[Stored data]
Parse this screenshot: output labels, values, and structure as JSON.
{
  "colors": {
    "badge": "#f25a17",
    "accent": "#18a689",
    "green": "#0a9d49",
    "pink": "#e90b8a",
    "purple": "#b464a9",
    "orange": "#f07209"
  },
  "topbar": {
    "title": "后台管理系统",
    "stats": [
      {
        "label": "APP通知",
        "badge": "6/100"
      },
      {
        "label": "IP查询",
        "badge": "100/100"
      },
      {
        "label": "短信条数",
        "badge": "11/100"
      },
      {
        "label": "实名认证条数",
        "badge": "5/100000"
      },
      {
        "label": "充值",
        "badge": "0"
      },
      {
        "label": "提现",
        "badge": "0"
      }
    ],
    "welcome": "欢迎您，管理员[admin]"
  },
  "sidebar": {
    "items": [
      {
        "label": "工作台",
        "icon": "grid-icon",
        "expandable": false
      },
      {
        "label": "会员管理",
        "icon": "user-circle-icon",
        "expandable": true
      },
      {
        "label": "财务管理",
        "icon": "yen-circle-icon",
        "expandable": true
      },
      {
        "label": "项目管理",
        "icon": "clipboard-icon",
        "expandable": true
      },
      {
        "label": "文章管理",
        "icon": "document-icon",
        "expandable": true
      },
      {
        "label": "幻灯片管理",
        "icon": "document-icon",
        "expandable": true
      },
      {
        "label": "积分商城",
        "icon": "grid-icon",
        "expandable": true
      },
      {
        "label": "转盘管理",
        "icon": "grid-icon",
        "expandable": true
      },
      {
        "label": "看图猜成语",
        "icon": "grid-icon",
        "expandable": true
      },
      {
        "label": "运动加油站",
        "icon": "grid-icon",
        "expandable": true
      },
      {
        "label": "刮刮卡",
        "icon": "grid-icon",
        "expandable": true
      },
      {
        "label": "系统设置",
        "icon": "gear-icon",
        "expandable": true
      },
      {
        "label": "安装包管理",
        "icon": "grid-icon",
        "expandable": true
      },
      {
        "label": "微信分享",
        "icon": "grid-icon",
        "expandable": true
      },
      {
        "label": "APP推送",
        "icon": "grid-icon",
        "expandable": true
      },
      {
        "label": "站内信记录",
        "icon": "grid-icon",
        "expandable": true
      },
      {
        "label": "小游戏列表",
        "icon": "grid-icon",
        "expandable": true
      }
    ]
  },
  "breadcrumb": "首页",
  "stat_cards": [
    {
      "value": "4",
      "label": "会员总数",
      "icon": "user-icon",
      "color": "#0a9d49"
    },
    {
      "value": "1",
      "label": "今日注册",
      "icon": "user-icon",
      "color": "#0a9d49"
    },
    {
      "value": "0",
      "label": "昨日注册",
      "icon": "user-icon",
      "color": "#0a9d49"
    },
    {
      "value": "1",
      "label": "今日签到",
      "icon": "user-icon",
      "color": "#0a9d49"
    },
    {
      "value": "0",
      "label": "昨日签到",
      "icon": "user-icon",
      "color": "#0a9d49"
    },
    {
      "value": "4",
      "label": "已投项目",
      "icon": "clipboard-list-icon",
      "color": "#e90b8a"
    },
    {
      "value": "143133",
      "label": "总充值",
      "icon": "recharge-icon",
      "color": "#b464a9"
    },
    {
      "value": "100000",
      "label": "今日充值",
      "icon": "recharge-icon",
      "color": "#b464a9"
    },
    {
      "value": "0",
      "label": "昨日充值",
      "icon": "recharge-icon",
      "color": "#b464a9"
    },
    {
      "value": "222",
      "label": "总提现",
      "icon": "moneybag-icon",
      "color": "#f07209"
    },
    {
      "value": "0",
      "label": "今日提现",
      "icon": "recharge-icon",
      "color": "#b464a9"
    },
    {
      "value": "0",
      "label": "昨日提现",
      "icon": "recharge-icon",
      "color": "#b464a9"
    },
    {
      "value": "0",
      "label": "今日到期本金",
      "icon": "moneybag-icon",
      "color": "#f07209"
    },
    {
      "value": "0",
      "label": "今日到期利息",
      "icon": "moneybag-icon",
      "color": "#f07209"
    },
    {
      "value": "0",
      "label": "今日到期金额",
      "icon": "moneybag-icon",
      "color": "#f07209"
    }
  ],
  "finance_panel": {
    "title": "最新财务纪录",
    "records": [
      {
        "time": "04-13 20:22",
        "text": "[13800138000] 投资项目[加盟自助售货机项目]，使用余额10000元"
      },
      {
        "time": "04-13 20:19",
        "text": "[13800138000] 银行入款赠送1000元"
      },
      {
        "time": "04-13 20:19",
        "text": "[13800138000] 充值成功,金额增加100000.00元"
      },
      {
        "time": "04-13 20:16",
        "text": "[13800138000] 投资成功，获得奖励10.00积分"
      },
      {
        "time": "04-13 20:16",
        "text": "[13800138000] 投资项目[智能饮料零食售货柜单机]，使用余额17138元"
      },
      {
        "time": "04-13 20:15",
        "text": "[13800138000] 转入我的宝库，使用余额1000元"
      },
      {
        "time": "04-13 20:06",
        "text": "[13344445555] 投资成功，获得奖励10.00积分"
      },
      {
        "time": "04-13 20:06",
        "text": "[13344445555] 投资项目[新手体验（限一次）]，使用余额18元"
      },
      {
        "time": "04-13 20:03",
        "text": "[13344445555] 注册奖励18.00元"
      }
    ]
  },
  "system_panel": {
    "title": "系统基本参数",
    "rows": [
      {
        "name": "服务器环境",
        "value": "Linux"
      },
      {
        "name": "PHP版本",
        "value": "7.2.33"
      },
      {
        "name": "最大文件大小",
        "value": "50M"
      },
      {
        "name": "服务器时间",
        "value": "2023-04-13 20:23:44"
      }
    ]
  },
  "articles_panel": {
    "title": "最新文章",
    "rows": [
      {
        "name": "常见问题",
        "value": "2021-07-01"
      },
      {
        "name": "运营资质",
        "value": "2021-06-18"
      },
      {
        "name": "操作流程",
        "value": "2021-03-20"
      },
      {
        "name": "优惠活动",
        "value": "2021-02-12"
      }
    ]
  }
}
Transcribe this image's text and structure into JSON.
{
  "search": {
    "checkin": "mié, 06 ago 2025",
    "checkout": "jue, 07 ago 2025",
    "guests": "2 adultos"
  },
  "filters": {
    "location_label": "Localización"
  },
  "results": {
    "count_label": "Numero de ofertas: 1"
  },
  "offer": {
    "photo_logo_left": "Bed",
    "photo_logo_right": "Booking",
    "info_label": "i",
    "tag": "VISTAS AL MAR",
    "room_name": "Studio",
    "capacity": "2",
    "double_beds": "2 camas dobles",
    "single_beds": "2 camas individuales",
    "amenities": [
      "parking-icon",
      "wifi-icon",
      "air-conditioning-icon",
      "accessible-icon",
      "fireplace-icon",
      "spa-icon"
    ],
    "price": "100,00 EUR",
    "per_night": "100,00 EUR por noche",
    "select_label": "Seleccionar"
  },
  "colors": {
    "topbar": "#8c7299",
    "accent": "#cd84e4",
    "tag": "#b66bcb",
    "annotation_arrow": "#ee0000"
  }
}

[Direction]
Repeat all of the records above exactly as written.

[Complete response]
Parse this screenshot: output labels, values, and structure as JSON.
{
  "colors": {
    "badge": "#f25a17",
    "accent": "#18a689",
    "green": "#0a9d49",
    "pink": "#e90b8a",
    "purple": "#b464a9",
    "orange": "#f07209"
  },
  "topbar": {
    "title": "后台管理系统",
    "stats": [
      {
        "label": "APP通知",
        "badge": "6/100"
      },
      {
        "label": "IP查询",
        "badge": "100/100"
      },
      {
        "label": "短信条数",
        "badge": "11/100"
      },
      {
        "label": "实名认证条数",
        "badge": "5/100000"
      },
      {
        "label": "充值",
        "badge": "0"
      },
      {
        "label": "提现",
        "badge": "0"
      }
    ],
    "welcome": "欢迎您，管理员[admin]"
  },
  "sidebar": {
    "items": [
      {
        "label": "工作台",
        "icon": "grid-icon",
        "expandable": false
      },
      {
        "label": "会员管理",
        "icon": "user-circle-icon",
        "expandable": true
      },
      {
        "label": "财务管理",
        "icon": "yen-circle-icon",
        "expandable": true
      },
      {
        "label": "项目管理",
        "icon": "clipboard-icon",
        "expandable": true
      },
      {
        "label": "文章管理",
        "icon": "document-icon",
        "expandable": true
      },
      {
        "label": "幻灯片管理",
        "icon": "document-icon",
        "expandable": true
      },
      {
        "label": "积分商城",
        "icon": "grid-icon",
        "expandable": true
      },
      {
        "label": "转盘管理",
        "icon": "grid-icon",
        "expandable": true
      },
      {
        "label": "看图猜成语",
        "icon": "grid-icon",
        "expandable": true
      },
      {
        "label": "运动加油站",
        "icon": "grid-icon",
        "expandable": true
      },
      {
        "label": "刮刮卡",
        "icon": "grid-icon",
        "expandable": true
      },
      {
        "label": "系统设置",
        "icon": "gear-icon",
        "expandable": true
      },
      {
        "label": "安装包管理",
        "icon": "grid-icon",
        "expandable": true
      },
      {
        "label": "微信分享",
        "icon": "grid-icon",
        "expandable": true
      },
      {
        "label": "APP推送",
        "icon": "grid-icon",
        "expandable": true
      },
      {
        "label": "站内信记录",
        "icon": "grid-icon",
        "expandable": true
      },
      {
        "label": "小游戏列表",
        "icon": "grid-icon",
        "expandable": true
      }
    ]
  },
  "breadcrumb": "首页",
  "stat_cards": [
    {
      "value": "4",
      "label": "会员总数",
      "icon": "user-icon",
      "color": "#0a9d49"
    },
    {
      "value": "1",
      "label": "今日注册",
      "icon": "user-icon",
      "color": "#0a9d49"
    },
    {
      "value": "0",
      "label": "昨日注册",
      "icon": "user-icon",
      "color": "#0a9d49"
    },
    {
      "value": "1",
      "label": "今日签到",
      "icon": "user-icon",
      "color": "#0a9d49"
    },
    {
      "value": "0",
      "label": "昨日签到",
      "icon": "user-icon",
      "color": "#0a9d49"
    },
    {
      "value": "4",
      "label": "已投项目",
      "icon": "clipboard-list-icon",
      "color": "#e90b8a"
    },
    {
      "value": "143133",
      "label": "总充值",
      "icon": "recharge-icon",
      "color": "#b464a9"
    },
    {
      "value": "100000",
      "label": "今日充值",
      "icon": "recharge-icon",
      "color": "#b464a9"
    },
    {
      "value": "0",
      "label": "昨日充值",
      "icon": "recharge-icon",
      "color": "#b464a9"
    },
    {
      "value": "222",
      "label": "总提现",
      "icon": "moneybag-icon",
      "color": "#f07209"
    },
    {
      "value": "0",
      "label": "今日提现",
      "icon": "recharge-icon",
      "color": "#b464a9"
    },
    {
      "value": "0",
      "label": "昨日提现",
      "icon": "recharge-icon",
      "color": "#b464a9"
    },
    {
      "value": "0",
      "label": "今日到期本金",
      "icon": "moneybag-icon",
      "color": "#f07209"
    },
    {
      "value": "0",
      "label": "今日到期利息",
      "icon": "moneybag-icon",
      "color": "#f07209"
    },
    {
      "value": "0",
      "label": "今日到期金额",
      "icon": "moneybag-icon",
      "color": "#f07209"
    }
  ],
  "finance_panel": {
    "title": "最新财务纪录",
    "records": [
      {
        "time": "04-13 20:22",
        "text": "[13800138000] 投资项目[加盟自助售货机项目]，使用余额10000元"
      },
      {
        "time": "04-13 20:19",
        "text": "[13800138000] 银行入款赠送1000元"
      },
      {
        "time": "04-13 20:19",
        "text": "[13800138000] 充值成功,金额增加100000.00元"
      },
      {
        "time": "04-13 20:16",
        "text": "[13800138000] 投资成功，获得奖励10.00积分"
      },
      {
        "time": "04-13 20:16",
        "text": "[13800138000] 投资项目[智能饮料零食售货柜单机]，使用余额17138元"
      },
      {
        "time": "04-13 20:15",
        "text": "[13800138000] 转入我的宝库，使用余额1000元"
      },
      {
        "time": "04-13 20:06",
        "text": "[13344445555] 投资成功，获得奖励10.00积分"
      },
      {
        "time": "04-13 20:06",
        "text": "[13344445555] 投资项目[新手体验（限一次）]，使用余额18元"
      },
      {
        "time": "04-13 20:03",
        "text": "[13344445555] 注册奖励18.00元"
      }
    ]
  },
  "system_panel": {
    "title": "系统基本参数",
    "rows": [
      {
        "name": "服务器环境",
        "value": "Linux"
      },
      {
        "name": "PHP版本",
        "value": "7.2.33"
      },
      {
        "name": "最大文件大小",
        "value": "50M"
      },
      {
        "name": "服务器时间",
        "value": "2023-04-13 20:23:44"
      }
    ]
  },
  "articles_panel": {
    "title": "最新文章",
    "rows": [
      {
        "name": "常见问题",
        "value": "2021-07-01"
      },
      {
        "name": "运营资质",
        "value": "2021-06-18"
      },
      {
        "name": "操作流程",
        "value": "2021-03-20"
      },
      {
        "name": "优惠活动",
        "value": "2021-02-12"
      }
    ]
  }
}
Transcribe this image's text and structure into JSON.
{
  "search": {
    "checkin": "mié, 06 ago 2025",
    "checkout": "jue, 07 ago 2025",
    "guests": "2 adultos"
  },
  "filters": {
    "location_label": "Localización"
  },
  "results": {
    "count_label": "Numero de ofertas: 1"
  },
  "offer": {
    "photo_logo_left": "Bed",
    "photo_logo_right": "Booking",
    "info_label": "i",
    "tag": "VISTAS AL MAR",
    "room_name": "Studio",
    "capacity": "2",
    "double_beds": "2 camas dobles",
    "single_beds": "2 camas individuales",
    "amenities": [
      "parking-icon",
      "wifi-icon",
      "air-conditioning-icon",
      "accessible-icon",
      "fireplace-icon",
      "spa-icon"
    ],
    "price": "100,00 EUR",
    "per_night": "100,00 EUR por noche",
    "select_label": "Seleccionar"
  },
  "colors": {
    "topbar": "#8c7299",
    "accent": "#cd84e4",
    "tag": "#b66bcb",
    "annotation_arrow": "#ee0000"
  }
}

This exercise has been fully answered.